### What this task involves
Please output exactly the lines that run from the line with "OCR this image." through the final line of the data, inclusive, and nothing more.

### Record extracts
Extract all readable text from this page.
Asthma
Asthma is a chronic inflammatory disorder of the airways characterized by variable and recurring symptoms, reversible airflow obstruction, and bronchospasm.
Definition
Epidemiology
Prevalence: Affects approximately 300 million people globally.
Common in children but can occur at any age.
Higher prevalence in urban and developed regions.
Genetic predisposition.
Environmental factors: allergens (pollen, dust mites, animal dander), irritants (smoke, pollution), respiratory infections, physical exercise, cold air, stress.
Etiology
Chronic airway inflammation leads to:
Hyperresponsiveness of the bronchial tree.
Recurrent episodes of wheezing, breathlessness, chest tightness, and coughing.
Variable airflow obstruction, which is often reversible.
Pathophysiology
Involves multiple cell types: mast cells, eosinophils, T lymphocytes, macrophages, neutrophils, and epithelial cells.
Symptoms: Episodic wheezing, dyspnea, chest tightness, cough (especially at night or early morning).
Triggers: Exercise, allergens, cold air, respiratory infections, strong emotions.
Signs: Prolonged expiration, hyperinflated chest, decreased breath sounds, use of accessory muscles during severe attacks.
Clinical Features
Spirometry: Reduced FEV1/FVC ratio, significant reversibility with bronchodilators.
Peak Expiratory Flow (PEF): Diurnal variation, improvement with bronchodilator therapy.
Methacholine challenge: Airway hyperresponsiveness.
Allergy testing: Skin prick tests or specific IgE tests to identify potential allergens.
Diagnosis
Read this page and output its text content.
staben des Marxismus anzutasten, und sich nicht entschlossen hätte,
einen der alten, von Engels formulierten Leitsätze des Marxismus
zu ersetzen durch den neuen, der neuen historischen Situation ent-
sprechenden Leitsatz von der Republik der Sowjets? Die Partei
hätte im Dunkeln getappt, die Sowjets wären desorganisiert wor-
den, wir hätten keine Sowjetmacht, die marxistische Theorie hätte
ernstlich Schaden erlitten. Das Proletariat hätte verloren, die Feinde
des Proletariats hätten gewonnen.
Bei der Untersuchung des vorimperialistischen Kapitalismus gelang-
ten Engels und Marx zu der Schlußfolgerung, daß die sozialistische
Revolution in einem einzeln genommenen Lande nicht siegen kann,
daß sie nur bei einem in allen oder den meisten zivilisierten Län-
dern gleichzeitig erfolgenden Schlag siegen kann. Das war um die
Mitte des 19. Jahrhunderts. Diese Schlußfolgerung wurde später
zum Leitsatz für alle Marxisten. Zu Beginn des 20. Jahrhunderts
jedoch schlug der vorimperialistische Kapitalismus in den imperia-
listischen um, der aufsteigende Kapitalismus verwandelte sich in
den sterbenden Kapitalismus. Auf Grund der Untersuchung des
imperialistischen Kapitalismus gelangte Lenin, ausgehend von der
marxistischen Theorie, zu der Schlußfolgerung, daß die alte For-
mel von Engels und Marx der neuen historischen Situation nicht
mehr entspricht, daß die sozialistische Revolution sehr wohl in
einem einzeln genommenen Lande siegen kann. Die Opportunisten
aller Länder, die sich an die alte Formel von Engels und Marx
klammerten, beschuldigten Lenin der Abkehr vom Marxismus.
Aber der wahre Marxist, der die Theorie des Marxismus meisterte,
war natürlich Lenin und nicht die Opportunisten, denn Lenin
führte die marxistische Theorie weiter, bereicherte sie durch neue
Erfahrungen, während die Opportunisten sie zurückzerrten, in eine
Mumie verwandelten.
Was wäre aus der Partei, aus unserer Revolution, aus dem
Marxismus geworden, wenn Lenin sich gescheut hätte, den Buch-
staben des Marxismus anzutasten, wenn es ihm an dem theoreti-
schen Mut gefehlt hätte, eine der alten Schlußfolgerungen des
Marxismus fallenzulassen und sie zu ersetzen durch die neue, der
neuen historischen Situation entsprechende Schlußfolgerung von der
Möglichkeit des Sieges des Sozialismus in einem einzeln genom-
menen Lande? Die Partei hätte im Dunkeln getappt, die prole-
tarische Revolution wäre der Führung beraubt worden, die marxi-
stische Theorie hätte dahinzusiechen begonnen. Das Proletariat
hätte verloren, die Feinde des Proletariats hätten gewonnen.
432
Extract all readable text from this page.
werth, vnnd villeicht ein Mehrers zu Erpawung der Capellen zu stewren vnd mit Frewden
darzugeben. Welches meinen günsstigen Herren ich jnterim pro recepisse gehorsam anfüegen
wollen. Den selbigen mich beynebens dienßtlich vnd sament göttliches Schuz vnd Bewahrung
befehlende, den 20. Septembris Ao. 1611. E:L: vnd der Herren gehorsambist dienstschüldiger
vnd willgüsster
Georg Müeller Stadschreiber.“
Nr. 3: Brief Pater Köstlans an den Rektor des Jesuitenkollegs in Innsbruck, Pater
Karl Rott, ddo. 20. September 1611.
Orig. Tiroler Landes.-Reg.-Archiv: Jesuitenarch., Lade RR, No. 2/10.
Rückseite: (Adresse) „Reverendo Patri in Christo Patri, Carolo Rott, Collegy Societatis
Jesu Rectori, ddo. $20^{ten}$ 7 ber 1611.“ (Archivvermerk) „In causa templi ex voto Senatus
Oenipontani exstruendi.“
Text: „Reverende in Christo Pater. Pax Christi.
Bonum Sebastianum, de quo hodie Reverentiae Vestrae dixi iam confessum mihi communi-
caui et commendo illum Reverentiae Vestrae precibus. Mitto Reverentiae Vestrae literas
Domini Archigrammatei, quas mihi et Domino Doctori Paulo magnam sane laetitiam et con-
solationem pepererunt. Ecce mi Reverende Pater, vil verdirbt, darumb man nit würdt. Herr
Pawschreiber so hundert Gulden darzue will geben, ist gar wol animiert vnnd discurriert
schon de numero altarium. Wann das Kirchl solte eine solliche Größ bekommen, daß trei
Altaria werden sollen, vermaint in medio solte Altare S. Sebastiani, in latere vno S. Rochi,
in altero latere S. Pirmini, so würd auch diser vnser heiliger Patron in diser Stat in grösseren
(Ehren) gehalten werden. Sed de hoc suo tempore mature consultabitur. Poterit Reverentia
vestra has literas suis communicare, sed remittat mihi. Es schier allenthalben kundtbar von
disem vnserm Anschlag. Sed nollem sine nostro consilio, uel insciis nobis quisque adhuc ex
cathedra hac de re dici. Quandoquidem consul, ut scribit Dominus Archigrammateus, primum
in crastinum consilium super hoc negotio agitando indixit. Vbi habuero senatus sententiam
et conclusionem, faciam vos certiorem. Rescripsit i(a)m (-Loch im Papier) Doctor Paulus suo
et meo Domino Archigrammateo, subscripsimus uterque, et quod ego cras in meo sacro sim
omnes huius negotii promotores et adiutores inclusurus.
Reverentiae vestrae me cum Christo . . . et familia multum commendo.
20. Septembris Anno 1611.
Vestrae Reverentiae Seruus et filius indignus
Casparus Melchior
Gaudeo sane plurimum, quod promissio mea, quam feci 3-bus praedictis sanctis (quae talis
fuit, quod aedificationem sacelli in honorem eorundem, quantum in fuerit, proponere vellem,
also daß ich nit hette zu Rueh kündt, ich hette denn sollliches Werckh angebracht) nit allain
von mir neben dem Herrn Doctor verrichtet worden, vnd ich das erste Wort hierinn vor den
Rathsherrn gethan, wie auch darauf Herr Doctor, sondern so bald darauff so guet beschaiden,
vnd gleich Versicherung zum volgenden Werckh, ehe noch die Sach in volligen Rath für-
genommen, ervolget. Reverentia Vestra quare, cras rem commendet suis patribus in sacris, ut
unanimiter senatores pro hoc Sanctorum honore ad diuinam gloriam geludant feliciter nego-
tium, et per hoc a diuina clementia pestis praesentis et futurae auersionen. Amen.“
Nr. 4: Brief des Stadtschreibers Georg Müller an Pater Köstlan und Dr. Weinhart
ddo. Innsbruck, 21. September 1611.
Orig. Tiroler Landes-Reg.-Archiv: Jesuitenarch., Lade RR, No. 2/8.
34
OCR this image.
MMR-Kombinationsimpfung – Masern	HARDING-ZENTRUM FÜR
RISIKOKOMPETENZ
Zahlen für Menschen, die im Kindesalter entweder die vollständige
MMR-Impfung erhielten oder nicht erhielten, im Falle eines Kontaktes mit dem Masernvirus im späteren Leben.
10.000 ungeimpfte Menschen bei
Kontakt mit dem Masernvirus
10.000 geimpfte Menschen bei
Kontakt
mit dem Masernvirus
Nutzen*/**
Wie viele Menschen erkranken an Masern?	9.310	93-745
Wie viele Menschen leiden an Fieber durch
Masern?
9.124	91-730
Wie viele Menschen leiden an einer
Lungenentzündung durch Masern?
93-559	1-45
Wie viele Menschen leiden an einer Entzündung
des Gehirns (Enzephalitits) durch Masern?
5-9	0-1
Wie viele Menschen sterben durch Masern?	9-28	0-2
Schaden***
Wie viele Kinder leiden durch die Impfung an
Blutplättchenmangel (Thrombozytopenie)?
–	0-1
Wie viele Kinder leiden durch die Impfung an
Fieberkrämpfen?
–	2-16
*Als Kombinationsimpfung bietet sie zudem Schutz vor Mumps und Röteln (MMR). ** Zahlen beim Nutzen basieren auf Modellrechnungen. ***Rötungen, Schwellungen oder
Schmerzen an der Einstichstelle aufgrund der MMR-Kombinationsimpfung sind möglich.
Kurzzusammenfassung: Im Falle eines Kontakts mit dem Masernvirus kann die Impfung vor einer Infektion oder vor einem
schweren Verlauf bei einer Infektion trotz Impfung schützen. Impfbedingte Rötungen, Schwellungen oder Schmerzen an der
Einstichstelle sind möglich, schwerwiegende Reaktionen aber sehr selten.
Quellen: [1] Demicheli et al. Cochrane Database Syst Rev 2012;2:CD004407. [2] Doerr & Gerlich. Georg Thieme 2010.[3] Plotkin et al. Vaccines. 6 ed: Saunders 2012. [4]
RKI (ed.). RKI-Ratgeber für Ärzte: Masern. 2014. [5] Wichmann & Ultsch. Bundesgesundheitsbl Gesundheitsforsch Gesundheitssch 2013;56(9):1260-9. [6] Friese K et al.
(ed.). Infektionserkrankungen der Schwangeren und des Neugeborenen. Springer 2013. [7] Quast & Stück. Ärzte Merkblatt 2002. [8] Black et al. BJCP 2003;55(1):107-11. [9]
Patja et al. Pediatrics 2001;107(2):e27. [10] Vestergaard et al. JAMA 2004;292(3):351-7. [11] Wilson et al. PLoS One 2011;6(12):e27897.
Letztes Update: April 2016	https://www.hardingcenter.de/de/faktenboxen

### Task answer
OCR this image.
MMR-Kombinationsimpfung – Masern	HARDING-ZENTRUM FÜR
RISIKOKOMPETENZ
Zahlen für Menschen, die im Kindesalter entweder die vollständige
MMR-Impfung erhielten oder nicht erhielten, im Falle eines Kontaktes mit dem Masernvirus im späteren Leben.
10.000 ungeimpfte Menschen bei
Kontakt mit dem Masernvirus
10.000 geimpfte Menschen bei
Kontakt
mit dem Masernvirus
Nutzen*/**
Wie viele Menschen erkranken an Masern?	9.310	93-745
Wie viele Menschen leiden an Fieber durch
Masern?
9.124	91-730
Wie viele Menschen leiden an einer
Lungenentzündung durch Masern?
93-559	1-45
Wie viele Menschen leiden an einer Entzündung
des Gehirns (Enzephalitits) durch Masern?
5-9	0-1
Wie viele Menschen sterben durch Masern?	9-28	0-2
Schaden***
Wie viele Kinder leiden durch die Impfung an
Blutplättchenmangel (Thrombozytopenie)?
–	0-1
Wie viele Kinder leiden durch die Impfung an
Fieberkrämpfen?
–	2-16
*Als Kombinationsimpfung bietet sie zudem Schutz vor Mumps und Röteln (MMR). ** Zahlen beim Nutzen basieren auf Modellrechnungen. ***Rötungen, Schwellungen oder
Schmerzen an der Einstichstelle aufgrund der MMR-Kombinationsimpfung sind möglich.
Kurzzusammenfassung: Im Falle eines Kontakts mit dem Masernvirus kann die Impfung vor einer Infektion oder vor einem
schweren Verlauf bei einer Infektion trotz Impfung schützen. Impfbedingte Rötungen, Schwellungen oder Schmerzen an der
Einstichstelle sind möglich, schwerwiegende Reaktionen aber sehr selten.
Quellen: [1] Demicheli et al. Cochrane Database Syst Rev 2012;2:CD004407. [2] Doerr & Gerlich. Georg Thieme 2010.[3] Plotkin et al. Vaccines. 6 ed: Saunders 2012. [4]
RKI (ed.). RKI-Ratgeber für Ärzte: Masern. 2014. [5] Wichmann & Ultsch. Bundesgesundheitsbl Gesundheitsforsch Gesundheitssch 2013;56(9):1260-9. [6] Friese K et al.
(ed.). Infektionserkrankungen der Schwangeren und des Neugeborenen. Springer 2013. [7] Quast & Stück. Ärzte Merkblatt 2002. [8] Black et al. BJCP 2003;55(1):107-11. [9]
Patja et al. Pediatrics 2001;107(2):e27. [10] Vestergaard et al. JAMA 2004;292(3):351-7. [11] Wilson et al. PLoS One 2011;6(12):e27897.
Letztes Update: April 2016	https://www.hardingcenter.de/de/faktenboxen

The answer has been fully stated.